**Document extract**:
--- Start ---
New Year’s Good Luck Dish:  Black-eyed Peas and Collards (with Ham Hocks, of course)


A traditional Southern New Year’s Day would not be complete without a big pot of black-eyed peas, collards, and ham hocks—served with a steaming hunk of buttered cornbread with honey.

Not a pea, but a bean that originated in Africa, the black-eyed pea is also called a cowpea.  It’s a smallish legume, off-white with a signature black spot with a little white speck (the eye!).  Cook it like any other bean, taking into account its small size. You can find these canned, but the big pot simmering on your stove for hours on New Year’s Day is part of the whole experience.

Legend has it that the beans bring good luck, the collards bring wealth (because they’re green like US paper currency), and the ham hock brings progress and success (because pigs root walking forward).  Pair this up with some yummy cornbread (symbolizing gold), and you are set up nicely for the New Year.  Considering the plight of the US Dollar as we enter 2026, the collards might just be wishful thinking. 

Ingredients

  • ¼ C bacon fat (or other healthy fat of your choice)
--- End ---
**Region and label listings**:
--- Start ---
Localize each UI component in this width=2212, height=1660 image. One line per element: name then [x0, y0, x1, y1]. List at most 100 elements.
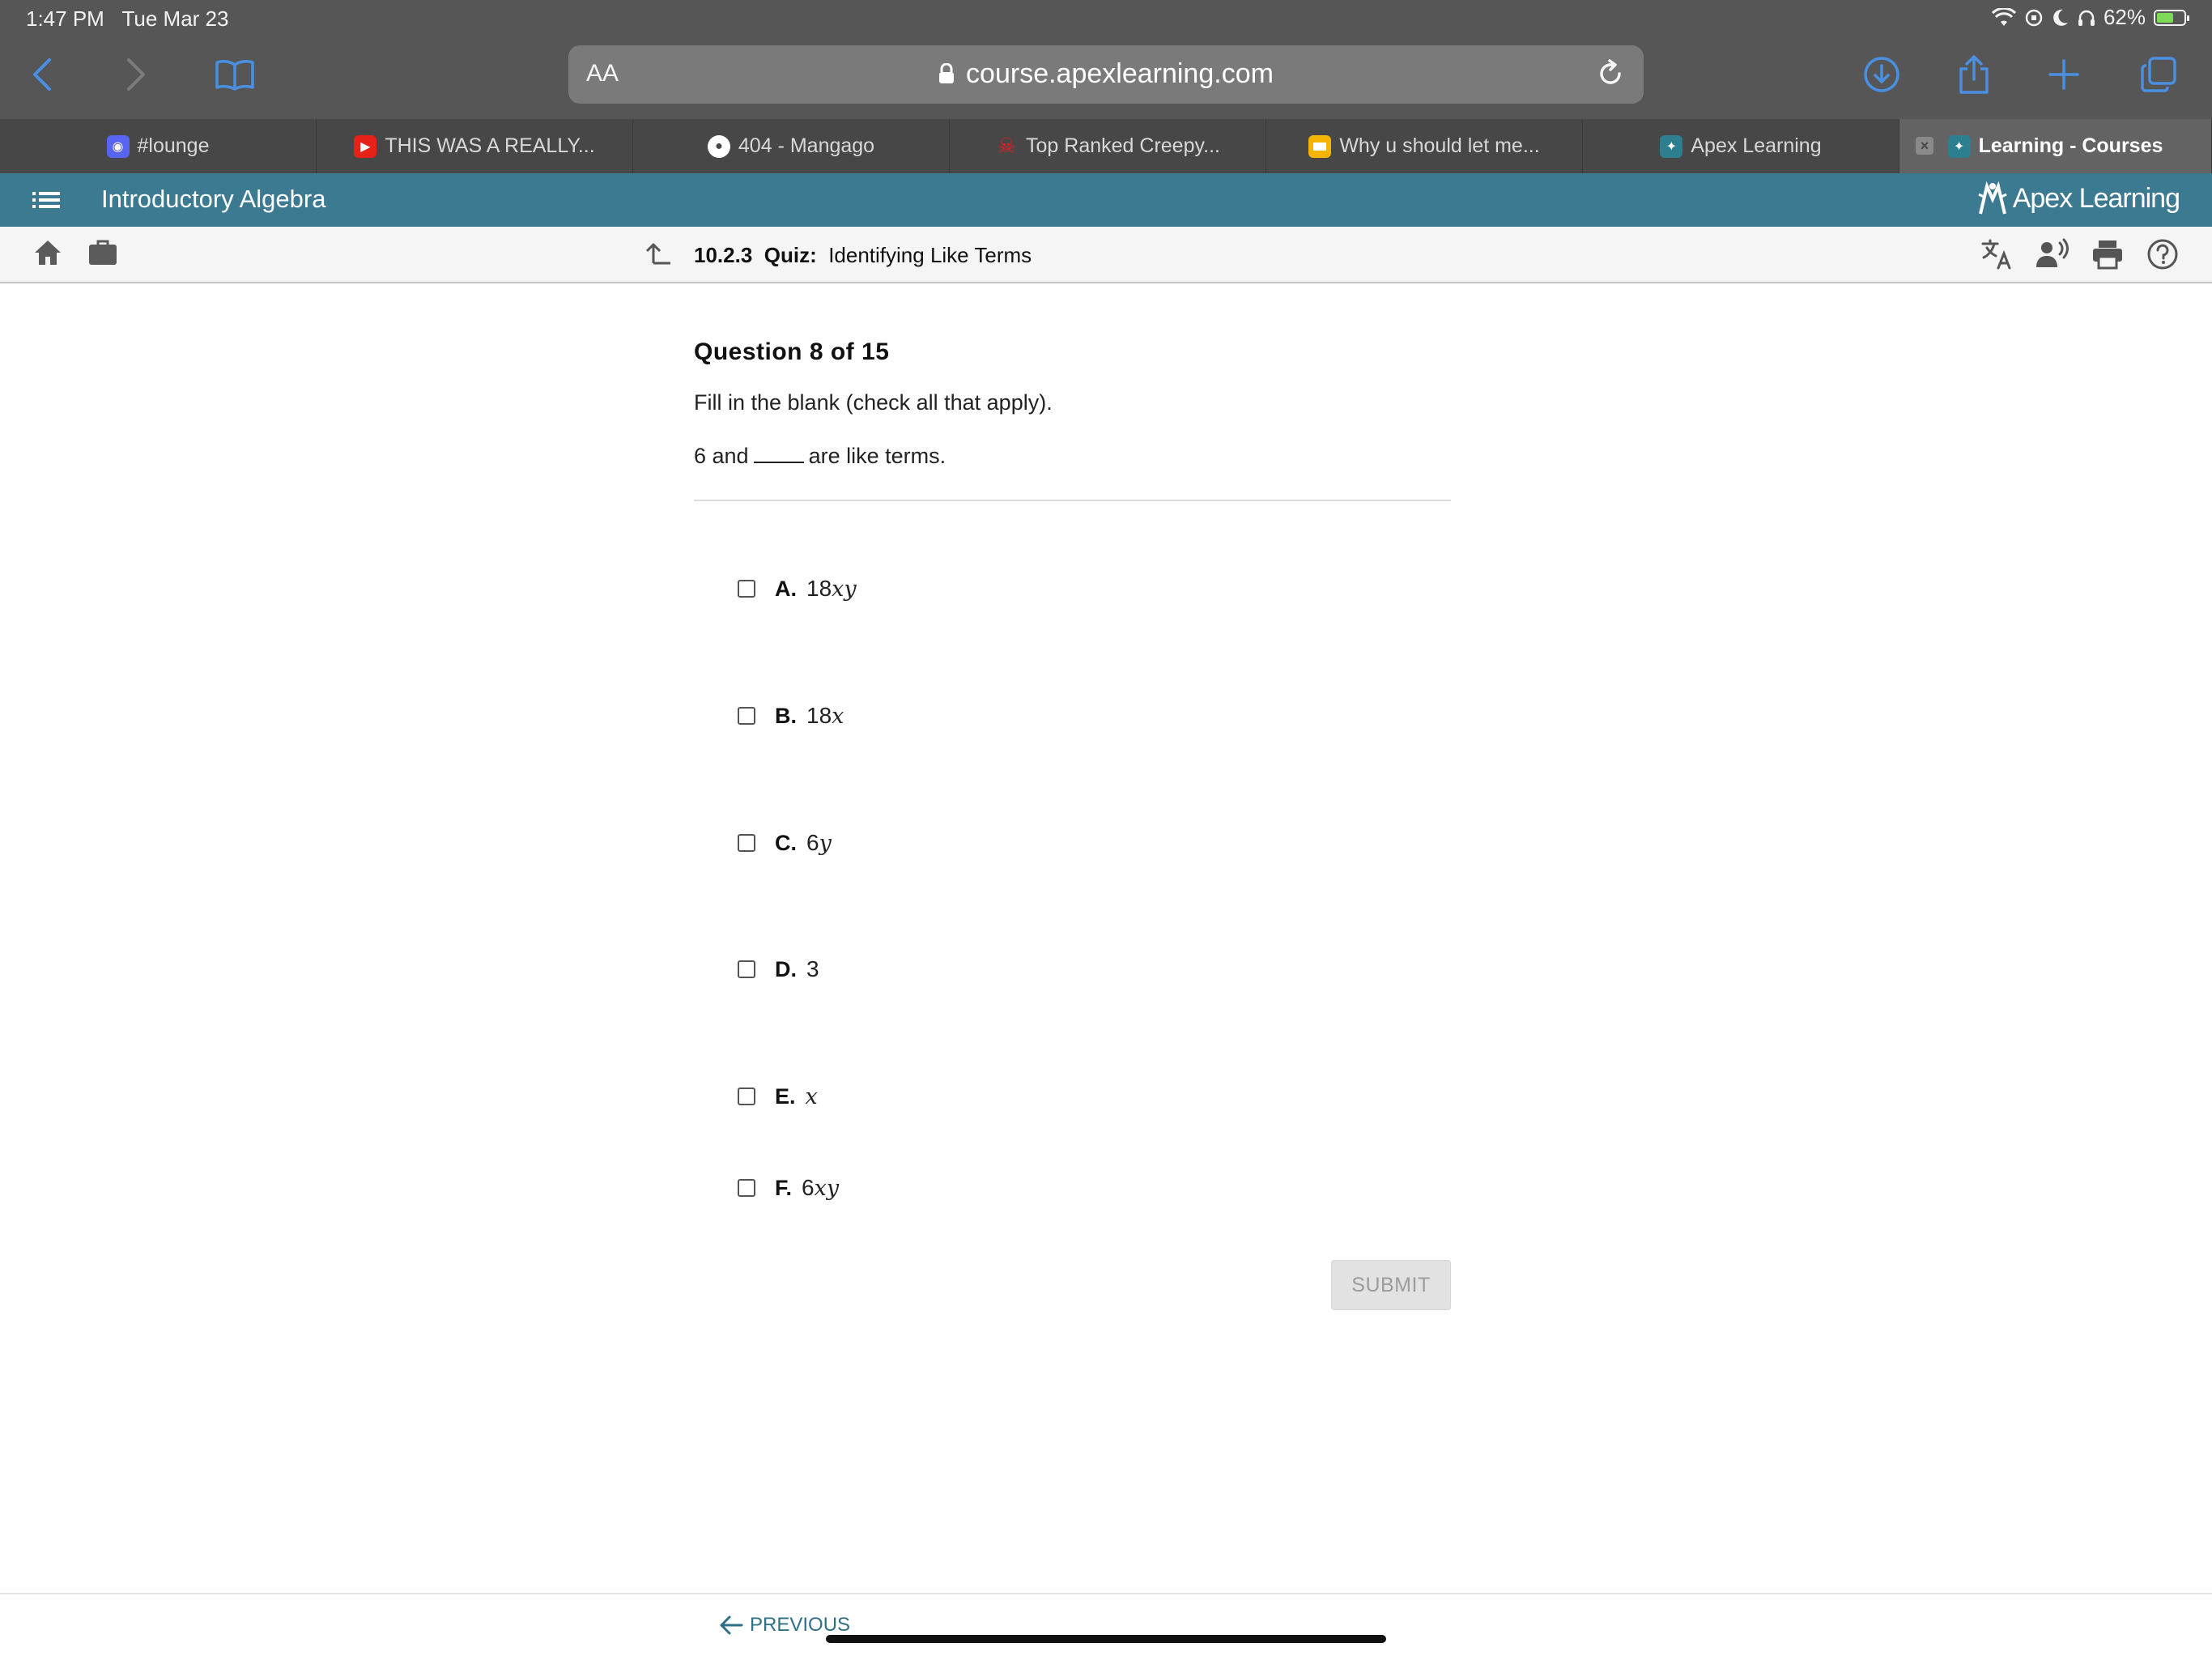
- translate-icon[interactable]: [1980, 238, 2013, 275]
- headphones-icon: [2078, 10, 2095, 26]
- option-letter: F.: [775, 1175, 793, 1200]
- downloads-icon[interactable]: [1857, 50, 1906, 99]
- bookmarks-icon[interactable]: [211, 50, 259, 99]
- tab-label: Apex Learning: [1691, 134, 1822, 157]
- tab-label: 404 - Mangago: [738, 134, 875, 157]
- briefcase-icon[interactable]: [87, 238, 118, 271]
- answer-option-e[interactable]: E. x: [738, 1083, 818, 1109]
- option-coefficient: 18: [806, 703, 832, 728]
- battery-percent: 62%: [2103, 5, 2146, 29]
- share-icon[interactable]: [1950, 50, 1998, 99]
- home-icon[interactable]: [32, 238, 63, 271]
- browser-tab-courses[interactable]: × ✦ Learning - Courses: [1899, 119, 2212, 173]
- question-number: Question 8 of 15: [694, 338, 890, 365]
- lesson-title: 10.2.3 Quiz: Identifying Like Terms: [694, 243, 1032, 268]
- apex-logo-text: Apex Learning: [2012, 182, 2180, 214]
- checkbox[interactable]: [738, 960, 755, 978]
- option-letter: A.: [775, 576, 797, 601]
- apex-icon: ✦: [1660, 134, 1683, 158]
- new-tab-icon[interactable]: [2040, 50, 2088, 99]
- url-bar[interactable]: AA course.apexlearning.com: [568, 45, 1644, 104]
- browser-tab-youtube[interactable]: ▶ THIS WAS A REALLY...: [317, 119, 633, 173]
- clock: 1:47 PM: [26, 6, 104, 31]
- answer-option-c[interactable]: C. 6y: [738, 830, 832, 856]
- divider: [694, 500, 1451, 501]
- option-letter: C.: [775, 830, 797, 855]
- option-variable: xy: [832, 577, 857, 602]
- answer-option-d[interactable]: D. 3: [738, 956, 819, 982]
- up-arrow-icon[interactable]: [644, 241, 672, 270]
- tab-label: THIS WAS A REALLY...: [385, 134, 595, 157]
- close-tab-icon[interactable]: ×: [1916, 137, 1933, 155]
- back-icon[interactable]: [18, 50, 66, 99]
- forward-icon[interactable]: [112, 50, 160, 99]
- lesson-number: 10.2.3: [694, 243, 753, 267]
- option-letter: D.: [775, 956, 797, 981]
- battery-fill: [2157, 12, 2173, 23]
- print-icon[interactable]: [2091, 238, 2124, 275]
- prompt-blank: [753, 442, 804, 463]
- browser-chrome: 1:47 PM Tue Mar 23 62% AA course.apexlea…: [0, 0, 2212, 119]
- status-icons: 62%: [1991, 5, 2189, 30]
- reload-icon[interactable]: [1595, 58, 1626, 93]
- lesson-footer: PREVIOUS: [0, 1593, 2212, 1660]
- discord-icon: ◉: [106, 134, 130, 158]
- question-instruction: Fill in the blank (check all that apply)…: [694, 390, 1053, 415]
- submit-button[interactable]: SUBMIT: [1331, 1260, 1451, 1310]
- option-variable: xy: [814, 1176, 840, 1201]
- course-header: Introductory Algebra Apex Learning: [0, 173, 2212, 227]
- skull-icon: ☠: [997, 134, 1016, 158]
- menu-icon[interactable]: [32, 188, 60, 216]
- answer-option-b[interactable]: B. 18x: [738, 703, 844, 729]
- checkbox[interactable]: [738, 707, 755, 725]
- question-prompt: 6 and are like terms.: [694, 442, 946, 469]
- option-value: 6y: [806, 830, 832, 856]
- moon-icon: [2053, 9, 2068, 26]
- help-icon[interactable]: [2146, 238, 2179, 275]
- arrow-left-icon: [720, 1615, 743, 1635]
- url-text: course.apexlearning.com: [966, 58, 1274, 89]
- checkbox[interactable]: [738, 834, 755, 852]
- tab-bar: ◉ #lounge ▶ THIS WAS A REALLY... ● 404 -…: [0, 119, 2212, 173]
- browser-tab-slides[interactable]: Why u should let me...: [1266, 119, 1583, 173]
- previous-label: PREVIOUS: [750, 1614, 851, 1636]
- tab-label: Why u should let me...: [1339, 134, 1540, 157]
- checkbox[interactable]: [738, 580, 755, 598]
- slides-icon: [1308, 134, 1332, 158]
- prompt-before: 6 and: [694, 444, 749, 468]
- option-variable: y: [819, 831, 832, 856]
- url-display[interactable]: course.apexlearning.com: [568, 58, 1644, 92]
- browser-tab-creepy[interactable]: ☠ Top Ranked Creepy...: [950, 119, 1266, 173]
- battery-icon: [2154, 9, 2189, 26]
- lesson-name: Identifying Like Terms: [828, 243, 1032, 267]
- lesson-toolbar: 10.2.3 Quiz: Identifying Like Terms: [0, 227, 2212, 283]
- course-title: Introductory Algebra: [101, 185, 326, 213]
- wifi-icon: [1991, 7, 2016, 26]
- home-indicator[interactable]: [826, 1635, 1386, 1643]
- read-aloud-icon[interactable]: [2035, 238, 2069, 275]
- apex-logo: Apex Learning: [1977, 181, 2180, 215]
- status-time: 1:47 PM Tue Mar 23: [26, 6, 228, 32]
- answer-option-f[interactable]: F. 6xy: [738, 1175, 839, 1201]
- lock-icon: [938, 60, 955, 92]
- reddit-icon: ●: [707, 134, 730, 158]
- answer-option-a[interactable]: A. 18xy: [738, 576, 857, 602]
- tab-label: Learning - Courses: [1978, 134, 2163, 157]
- apex-logo-icon: [1978, 181, 2007, 215]
- browser-tab-apex[interactable]: ✦ Apex Learning: [1583, 119, 1899, 173]
- lesson-type: Quiz:: [764, 243, 817, 267]
- checkbox[interactable]: [738, 1179, 755, 1197]
- browser-tab-lounge[interactable]: ◉ #lounge: [0, 119, 317, 173]
- tab-label: Top Ranked Creepy...: [1026, 134, 1220, 157]
- option-letter: E.: [775, 1083, 796, 1109]
- youtube-icon: ▶: [354, 134, 377, 158]
- option-coefficient: 6: [802, 1175, 815, 1200]
- option-coefficient: 3: [806, 956, 819, 981]
- previous-button[interactable]: PREVIOUS: [719, 1614, 850, 1637]
- tabs-overview-icon[interactable]: [2134, 50, 2183, 99]
- checkbox[interactable]: [738, 1088, 755, 1105]
- tab-label: #lounge: [137, 134, 210, 157]
- browser-tab-mangago[interactable]: ● 404 - Mangago: [633, 119, 950, 173]
- apex-icon: ✦: [1947, 134, 1971, 158]
- option-letter: B.: [775, 703, 797, 728]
--- End ---
**Written instruction 1**: In the New Year's recipe text, why is the ham hock said to bring progress and success? Answer in one sentence.
**Written instruction 2**: From the records, copy the lines verbatim, beginning at the line that has "- translate-icon[interactable]: [1980, 238, 2013, 275]" and stopping after the line that has "- briefcase-icon[interactable]: [87, 238, 118, 271]".

**Exercise answer 1**: According to the legend, the ham hock brings progress and success because pigs root walking forward.

**Exercise answer 2**:
- translate-icon[interactable]: [1980, 238, 2013, 275]
- headphones-icon: [2078, 10, 2095, 26]
- option-letter: F.: [775, 1175, 793, 1200]
- downloads-icon[interactable]: [1857, 50, 1906, 99]
- bookmarks-icon[interactable]: [211, 50, 259, 99]
- tab-label: Apex Learning: [1691, 134, 1822, 157]
- tab-label: 404 - Mangago: [738, 134, 875, 157]
- briefcase-icon[interactable]: [87, 238, 118, 271]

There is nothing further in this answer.